(Stored records)

----

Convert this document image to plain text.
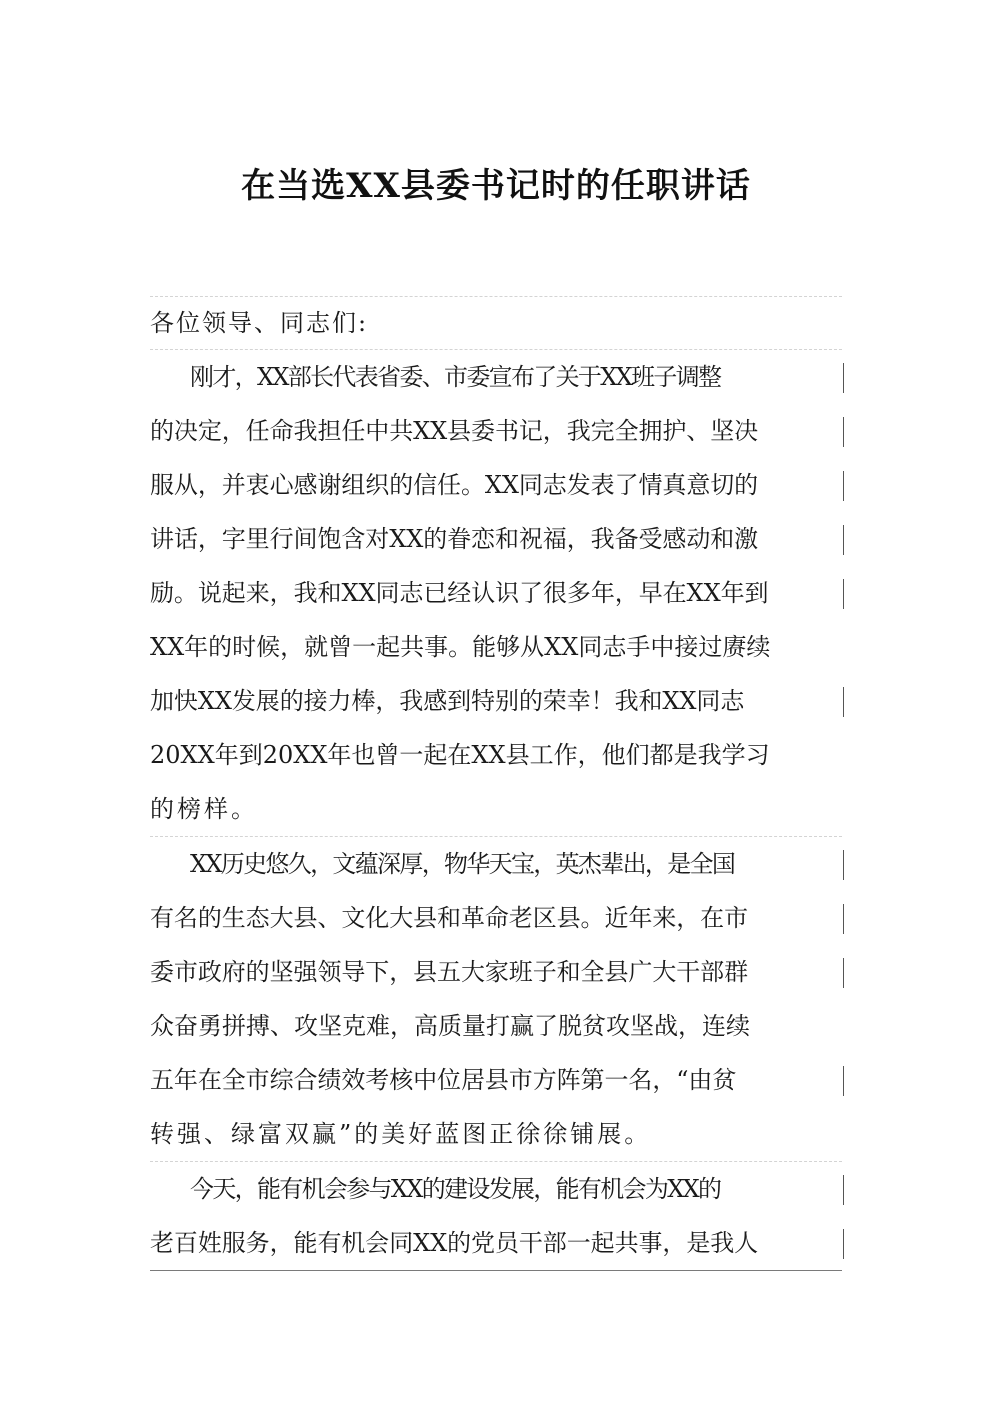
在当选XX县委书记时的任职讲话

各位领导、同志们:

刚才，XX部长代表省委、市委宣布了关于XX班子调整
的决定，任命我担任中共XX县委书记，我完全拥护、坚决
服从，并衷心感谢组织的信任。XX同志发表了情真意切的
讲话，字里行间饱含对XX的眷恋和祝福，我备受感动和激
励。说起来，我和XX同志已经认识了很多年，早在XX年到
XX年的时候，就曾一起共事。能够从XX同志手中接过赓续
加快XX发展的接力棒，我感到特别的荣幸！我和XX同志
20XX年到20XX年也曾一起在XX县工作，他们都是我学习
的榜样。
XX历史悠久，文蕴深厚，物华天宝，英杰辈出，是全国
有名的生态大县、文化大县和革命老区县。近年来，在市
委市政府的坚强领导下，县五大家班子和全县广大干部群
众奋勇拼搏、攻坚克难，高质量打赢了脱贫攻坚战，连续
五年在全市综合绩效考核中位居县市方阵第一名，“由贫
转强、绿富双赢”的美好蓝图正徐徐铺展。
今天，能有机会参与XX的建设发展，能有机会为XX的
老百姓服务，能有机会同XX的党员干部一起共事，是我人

----

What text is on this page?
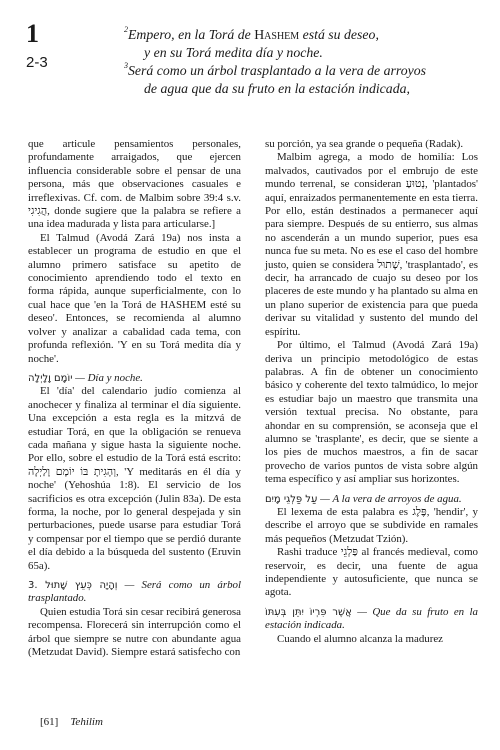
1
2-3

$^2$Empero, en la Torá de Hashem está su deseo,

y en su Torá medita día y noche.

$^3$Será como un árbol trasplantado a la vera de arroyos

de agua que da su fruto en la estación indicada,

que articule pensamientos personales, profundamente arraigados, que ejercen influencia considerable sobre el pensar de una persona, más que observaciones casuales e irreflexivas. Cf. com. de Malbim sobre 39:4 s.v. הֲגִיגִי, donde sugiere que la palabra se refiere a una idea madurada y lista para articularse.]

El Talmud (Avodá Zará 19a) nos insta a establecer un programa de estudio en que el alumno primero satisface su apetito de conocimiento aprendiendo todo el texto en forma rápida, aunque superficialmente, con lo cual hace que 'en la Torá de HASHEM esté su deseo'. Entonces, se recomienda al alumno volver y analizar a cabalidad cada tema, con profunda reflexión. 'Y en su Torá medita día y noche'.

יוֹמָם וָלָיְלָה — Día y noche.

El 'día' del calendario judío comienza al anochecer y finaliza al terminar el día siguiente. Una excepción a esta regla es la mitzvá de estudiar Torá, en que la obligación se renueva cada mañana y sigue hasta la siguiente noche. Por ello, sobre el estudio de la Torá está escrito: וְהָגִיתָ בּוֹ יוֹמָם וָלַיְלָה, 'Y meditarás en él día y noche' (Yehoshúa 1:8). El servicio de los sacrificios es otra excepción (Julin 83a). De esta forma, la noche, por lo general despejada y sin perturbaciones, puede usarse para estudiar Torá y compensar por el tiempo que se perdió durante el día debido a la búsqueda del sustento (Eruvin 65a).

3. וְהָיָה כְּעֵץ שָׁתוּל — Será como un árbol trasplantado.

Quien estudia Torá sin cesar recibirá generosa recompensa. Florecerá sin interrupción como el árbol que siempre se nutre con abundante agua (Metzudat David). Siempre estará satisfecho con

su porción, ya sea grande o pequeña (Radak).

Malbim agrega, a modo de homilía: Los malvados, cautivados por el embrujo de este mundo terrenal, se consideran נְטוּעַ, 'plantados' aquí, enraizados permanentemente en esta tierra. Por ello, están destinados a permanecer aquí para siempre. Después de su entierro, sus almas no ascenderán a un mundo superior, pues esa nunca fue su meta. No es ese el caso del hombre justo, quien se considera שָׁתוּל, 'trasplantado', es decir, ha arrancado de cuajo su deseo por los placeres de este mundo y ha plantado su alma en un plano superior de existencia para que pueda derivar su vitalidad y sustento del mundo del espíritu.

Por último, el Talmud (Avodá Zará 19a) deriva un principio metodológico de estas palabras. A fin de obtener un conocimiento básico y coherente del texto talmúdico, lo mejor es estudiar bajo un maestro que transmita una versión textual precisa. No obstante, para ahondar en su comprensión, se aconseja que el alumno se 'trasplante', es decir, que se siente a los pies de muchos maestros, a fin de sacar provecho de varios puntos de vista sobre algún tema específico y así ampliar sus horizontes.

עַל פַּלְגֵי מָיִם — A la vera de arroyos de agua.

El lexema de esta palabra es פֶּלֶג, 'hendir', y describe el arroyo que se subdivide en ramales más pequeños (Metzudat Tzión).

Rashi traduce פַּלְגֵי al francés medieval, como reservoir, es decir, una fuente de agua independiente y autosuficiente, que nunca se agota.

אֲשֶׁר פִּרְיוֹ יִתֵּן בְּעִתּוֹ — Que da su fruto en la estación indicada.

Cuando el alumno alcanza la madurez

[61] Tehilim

----

EXERCISE DETAILS: Scan the data above and copy every line with "this" in it.

CORRECT OUTPUT:
Convert this document image to plain text.
What text is on this page?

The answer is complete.